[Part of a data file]
____________
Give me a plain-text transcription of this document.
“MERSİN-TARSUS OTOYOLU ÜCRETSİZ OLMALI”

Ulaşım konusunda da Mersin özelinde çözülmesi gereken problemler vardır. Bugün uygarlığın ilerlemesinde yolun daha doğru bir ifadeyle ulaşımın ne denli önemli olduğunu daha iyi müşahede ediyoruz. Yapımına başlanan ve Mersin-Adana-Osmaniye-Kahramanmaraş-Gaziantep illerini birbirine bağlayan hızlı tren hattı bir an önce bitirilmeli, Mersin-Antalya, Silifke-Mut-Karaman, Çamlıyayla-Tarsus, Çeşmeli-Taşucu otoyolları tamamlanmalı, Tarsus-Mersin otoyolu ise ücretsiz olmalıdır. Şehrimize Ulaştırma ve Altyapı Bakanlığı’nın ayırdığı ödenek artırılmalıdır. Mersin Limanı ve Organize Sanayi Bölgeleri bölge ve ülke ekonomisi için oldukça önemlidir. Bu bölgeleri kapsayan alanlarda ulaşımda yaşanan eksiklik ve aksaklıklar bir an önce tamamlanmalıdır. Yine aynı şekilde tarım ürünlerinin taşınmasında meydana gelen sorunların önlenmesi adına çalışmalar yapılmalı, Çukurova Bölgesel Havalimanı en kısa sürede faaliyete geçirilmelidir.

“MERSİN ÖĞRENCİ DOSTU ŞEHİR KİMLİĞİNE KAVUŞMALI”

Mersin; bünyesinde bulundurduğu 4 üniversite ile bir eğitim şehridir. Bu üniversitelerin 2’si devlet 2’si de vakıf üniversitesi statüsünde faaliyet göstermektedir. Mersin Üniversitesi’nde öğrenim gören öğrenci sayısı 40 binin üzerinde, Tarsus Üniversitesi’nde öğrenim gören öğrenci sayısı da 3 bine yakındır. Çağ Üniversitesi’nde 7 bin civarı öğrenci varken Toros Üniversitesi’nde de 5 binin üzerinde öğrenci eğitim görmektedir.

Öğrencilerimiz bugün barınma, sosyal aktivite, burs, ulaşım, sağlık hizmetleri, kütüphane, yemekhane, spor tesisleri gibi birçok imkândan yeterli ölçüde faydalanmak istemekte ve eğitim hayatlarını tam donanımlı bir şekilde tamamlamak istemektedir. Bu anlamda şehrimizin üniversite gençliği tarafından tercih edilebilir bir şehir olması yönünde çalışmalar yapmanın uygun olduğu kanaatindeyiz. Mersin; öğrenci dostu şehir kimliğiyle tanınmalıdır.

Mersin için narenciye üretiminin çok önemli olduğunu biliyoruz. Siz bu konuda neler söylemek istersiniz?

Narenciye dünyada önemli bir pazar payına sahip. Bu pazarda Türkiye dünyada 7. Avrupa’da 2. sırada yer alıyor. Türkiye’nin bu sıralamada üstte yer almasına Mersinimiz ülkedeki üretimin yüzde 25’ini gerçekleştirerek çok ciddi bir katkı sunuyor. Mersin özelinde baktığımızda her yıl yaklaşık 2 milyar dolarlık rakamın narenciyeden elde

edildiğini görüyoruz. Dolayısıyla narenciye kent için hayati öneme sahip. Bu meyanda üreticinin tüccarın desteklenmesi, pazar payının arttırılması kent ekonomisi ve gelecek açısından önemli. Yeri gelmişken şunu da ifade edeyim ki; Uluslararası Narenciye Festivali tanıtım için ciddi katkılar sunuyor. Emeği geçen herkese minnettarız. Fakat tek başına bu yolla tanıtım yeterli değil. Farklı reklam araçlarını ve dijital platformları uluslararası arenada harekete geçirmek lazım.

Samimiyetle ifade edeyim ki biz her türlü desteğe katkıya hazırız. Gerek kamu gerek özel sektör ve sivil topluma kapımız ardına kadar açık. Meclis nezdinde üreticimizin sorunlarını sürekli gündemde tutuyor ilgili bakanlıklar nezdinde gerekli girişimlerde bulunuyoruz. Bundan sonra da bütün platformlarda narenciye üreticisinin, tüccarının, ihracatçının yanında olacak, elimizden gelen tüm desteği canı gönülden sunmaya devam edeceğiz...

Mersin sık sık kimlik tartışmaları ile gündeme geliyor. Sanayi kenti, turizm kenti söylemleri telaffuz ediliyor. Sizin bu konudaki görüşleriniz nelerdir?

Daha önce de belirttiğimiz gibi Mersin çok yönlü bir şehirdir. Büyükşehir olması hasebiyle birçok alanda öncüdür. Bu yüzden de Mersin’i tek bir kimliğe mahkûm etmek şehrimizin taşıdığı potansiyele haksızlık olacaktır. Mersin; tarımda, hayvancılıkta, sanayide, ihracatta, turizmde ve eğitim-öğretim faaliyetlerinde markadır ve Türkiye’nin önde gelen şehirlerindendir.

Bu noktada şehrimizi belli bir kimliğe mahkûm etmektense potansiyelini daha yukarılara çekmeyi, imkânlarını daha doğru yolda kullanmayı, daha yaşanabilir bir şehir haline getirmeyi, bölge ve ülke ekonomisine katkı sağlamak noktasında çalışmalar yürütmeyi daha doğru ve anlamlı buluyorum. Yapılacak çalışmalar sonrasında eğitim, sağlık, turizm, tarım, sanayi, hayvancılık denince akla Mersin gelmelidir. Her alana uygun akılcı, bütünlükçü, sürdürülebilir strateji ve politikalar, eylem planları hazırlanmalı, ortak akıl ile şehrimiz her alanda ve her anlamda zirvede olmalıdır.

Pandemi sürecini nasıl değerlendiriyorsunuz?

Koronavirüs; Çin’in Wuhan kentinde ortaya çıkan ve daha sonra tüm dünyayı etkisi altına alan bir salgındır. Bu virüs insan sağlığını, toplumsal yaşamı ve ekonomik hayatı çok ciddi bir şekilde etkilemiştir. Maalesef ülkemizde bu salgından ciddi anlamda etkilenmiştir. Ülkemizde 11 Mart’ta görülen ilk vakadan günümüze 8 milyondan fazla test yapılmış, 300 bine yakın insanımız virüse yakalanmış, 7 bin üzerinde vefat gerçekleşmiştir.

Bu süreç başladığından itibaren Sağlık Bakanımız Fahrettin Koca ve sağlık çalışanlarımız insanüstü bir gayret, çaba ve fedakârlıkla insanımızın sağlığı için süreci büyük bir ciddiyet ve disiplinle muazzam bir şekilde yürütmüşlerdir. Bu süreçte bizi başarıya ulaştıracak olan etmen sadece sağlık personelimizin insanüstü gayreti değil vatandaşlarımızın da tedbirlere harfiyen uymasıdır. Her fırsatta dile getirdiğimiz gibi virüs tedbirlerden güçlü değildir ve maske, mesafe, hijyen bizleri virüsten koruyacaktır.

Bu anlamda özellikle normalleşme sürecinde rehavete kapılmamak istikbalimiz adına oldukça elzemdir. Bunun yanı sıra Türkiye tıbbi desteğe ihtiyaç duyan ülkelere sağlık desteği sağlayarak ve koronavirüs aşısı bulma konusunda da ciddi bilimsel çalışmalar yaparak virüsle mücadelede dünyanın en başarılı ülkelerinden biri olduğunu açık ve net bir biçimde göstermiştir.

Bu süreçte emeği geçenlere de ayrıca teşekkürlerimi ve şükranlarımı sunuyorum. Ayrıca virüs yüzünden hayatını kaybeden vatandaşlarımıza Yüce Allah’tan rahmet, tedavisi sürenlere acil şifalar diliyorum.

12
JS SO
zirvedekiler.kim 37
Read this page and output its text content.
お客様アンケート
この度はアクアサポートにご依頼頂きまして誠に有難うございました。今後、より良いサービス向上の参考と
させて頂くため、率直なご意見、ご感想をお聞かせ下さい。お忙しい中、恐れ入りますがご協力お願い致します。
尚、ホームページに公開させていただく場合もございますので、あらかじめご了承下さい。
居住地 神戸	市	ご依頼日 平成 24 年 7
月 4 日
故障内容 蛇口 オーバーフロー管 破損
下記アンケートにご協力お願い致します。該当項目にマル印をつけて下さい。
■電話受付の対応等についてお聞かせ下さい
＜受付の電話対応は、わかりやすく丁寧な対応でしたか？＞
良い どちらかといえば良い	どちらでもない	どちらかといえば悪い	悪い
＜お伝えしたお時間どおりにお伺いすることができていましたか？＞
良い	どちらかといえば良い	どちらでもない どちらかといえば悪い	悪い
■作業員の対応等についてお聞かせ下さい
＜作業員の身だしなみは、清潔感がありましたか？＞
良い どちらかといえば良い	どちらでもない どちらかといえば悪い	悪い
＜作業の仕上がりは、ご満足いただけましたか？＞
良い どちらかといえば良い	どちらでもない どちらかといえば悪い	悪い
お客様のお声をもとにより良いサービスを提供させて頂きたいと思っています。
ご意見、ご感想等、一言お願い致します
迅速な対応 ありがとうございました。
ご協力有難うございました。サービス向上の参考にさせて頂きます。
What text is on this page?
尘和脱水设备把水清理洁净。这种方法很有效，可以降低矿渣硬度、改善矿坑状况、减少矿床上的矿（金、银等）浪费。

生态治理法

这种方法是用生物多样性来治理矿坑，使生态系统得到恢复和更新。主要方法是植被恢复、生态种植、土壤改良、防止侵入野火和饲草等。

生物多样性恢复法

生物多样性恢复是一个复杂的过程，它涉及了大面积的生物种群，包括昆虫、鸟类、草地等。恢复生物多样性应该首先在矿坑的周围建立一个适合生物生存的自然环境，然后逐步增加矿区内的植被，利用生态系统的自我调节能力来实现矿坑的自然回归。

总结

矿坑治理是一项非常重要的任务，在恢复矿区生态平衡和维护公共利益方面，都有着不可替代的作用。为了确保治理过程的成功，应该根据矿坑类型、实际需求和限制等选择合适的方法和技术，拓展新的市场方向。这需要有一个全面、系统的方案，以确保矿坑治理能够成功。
____________
OBJECTIVE. From the material above, copy each line that includes the word "birçok".

SOLUTION TO THIS TASK.
Öğrencilerimiz bugün barınma, sosyal aktivite, burs, ulaşım, sağlık hizmetleri, kütüphane, yemekhane, spor tesisleri gibi birçok imkândan yeterli ölçüde faydalanmak istemekte ve eğitim hayatlarını tam donanımlı bir şekilde tamamlamak istemektedir. Bu anlamda şehrimizin üniversite gençliği tarafından tercih edilebilir bir şehir olması yönünde çalışmalar yapmanın uygun olduğu kanaatindeyiz. Mersin; öğrenci dostu şehir kimliğiyle tanınmalıdır.
Daha önce de belirttiğimiz gibi Mersin çok yönlü bir şehirdir. Büyükşehir olması hasebiyle birçok alanda öncüdür. Bu yüzden de Mersin’i tek bir kimliğe mahkûm etmek şehrimizin taşıdığı potansiyele haksızlık olacaktır. Mersin; tarımda, hayvancılıkta, sanayide, ihracatta, turizmde ve eğitim-öğretim faaliyetlerinde markadır ve Türkiye’nin önde gelen şehirlerindendir.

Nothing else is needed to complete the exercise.